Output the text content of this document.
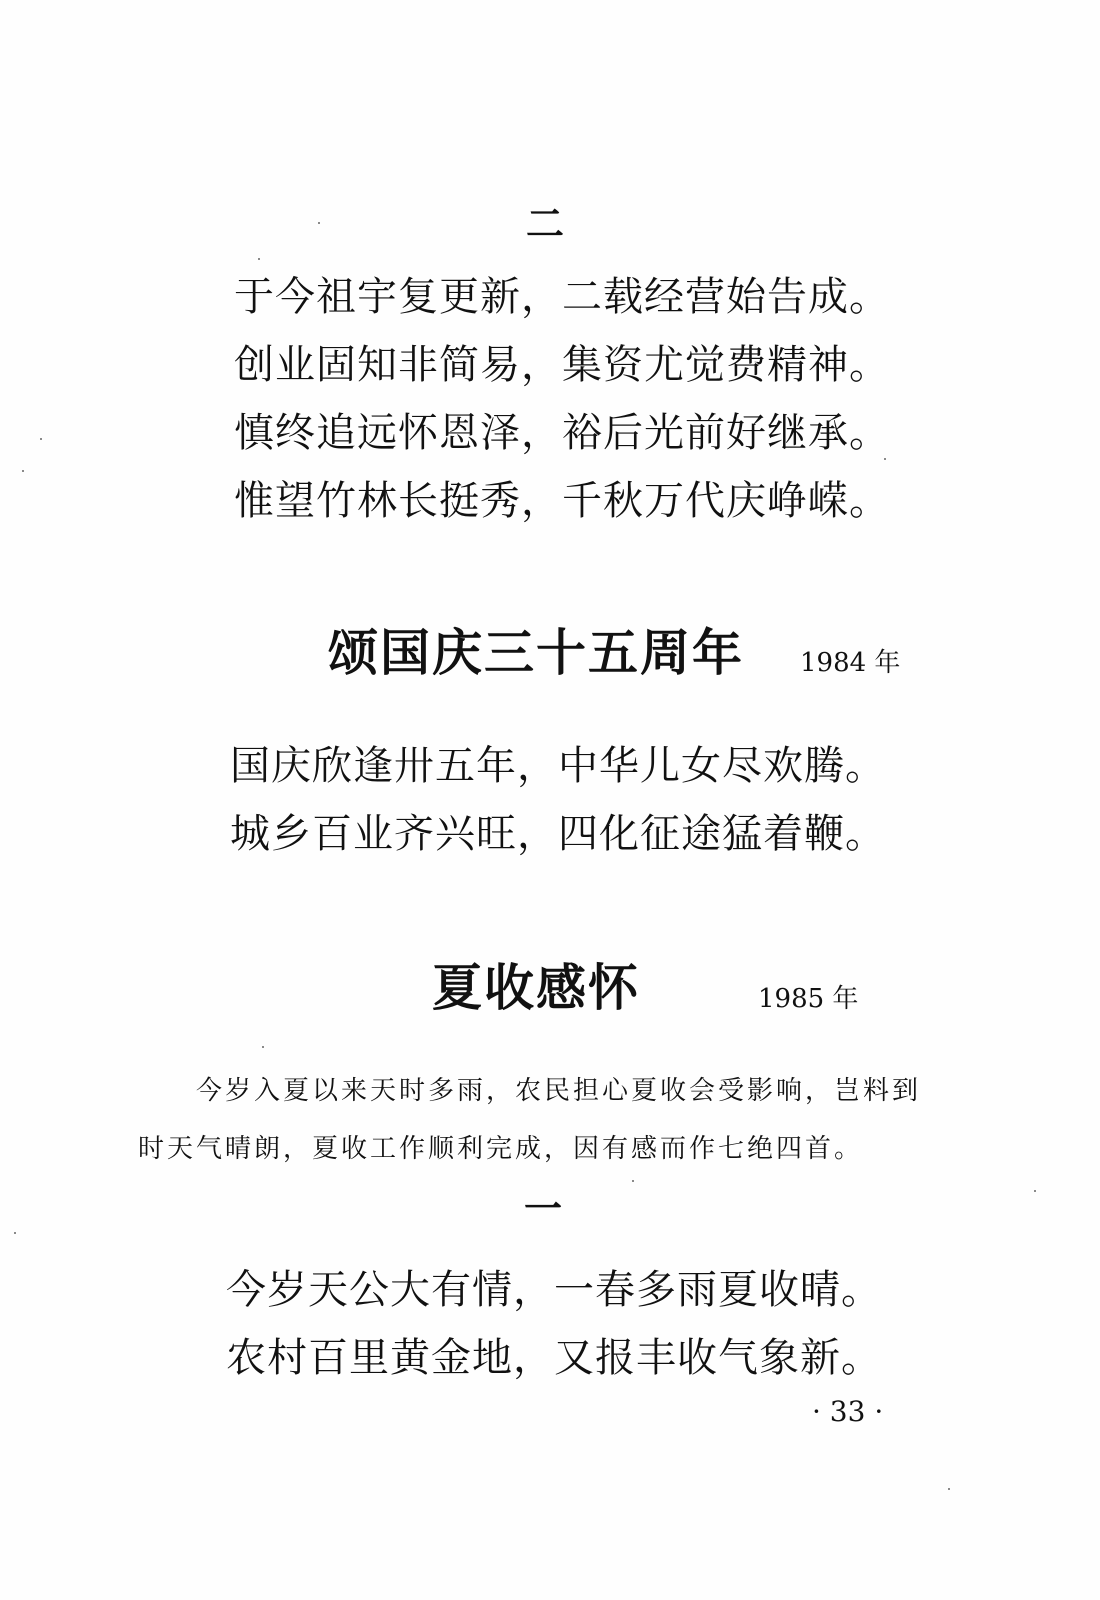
二
于今祖宇复更新，二载经营始告成。
创业固知非简易，集资尤觉费精神。
慎终追远怀恩泽，裕后光前好继承。
惟望竹林长挺秀，千秋万代庆峥嵘。
颂国庆三十五周年 1984 年
国庆欣逢卅五年，中华儿女尽欢腾。
城乡百业齐兴旺，四化征途猛着鞭。
夏收感怀	1985 年
今岁入夏以来天时多雨，农民担心夏收会受影响，岂料到
时天气晴朗，夏收工作顺利完成，因有感而作七绝四首。
一
今岁天公大有情，一春多雨夏收晴。
农村百里黄金地，又报丰收气象新。
· 33 ·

::::::

• _Job_
Extract all the entries word for word; omit any pictures.

• _Task answer_
Output the text content of this document.
二
于今祖宇复更新，二载经营始告成。
创业固知非简易，集资尤觉费精神。
慎终追远怀恩泽，裕后光前好继承。
惟望竹林长挺秀，千秋万代庆峥嵘。
颂国庆三十五周年 1984 年
国庆欣逢卅五年，中华儿女尽欢腾。
城乡百业齐兴旺，四化征途猛着鞭。
夏收感怀	1985 年
今岁入夏以来天时多雨，农民担心夏收会受影响，岂料到
时天气晴朗，夏收工作顺利完成，因有感而作七绝四首。
一
今岁天公大有情，一春多雨夏收晴。
农村百里黄金地，又报丰收气象新。
· 33 ·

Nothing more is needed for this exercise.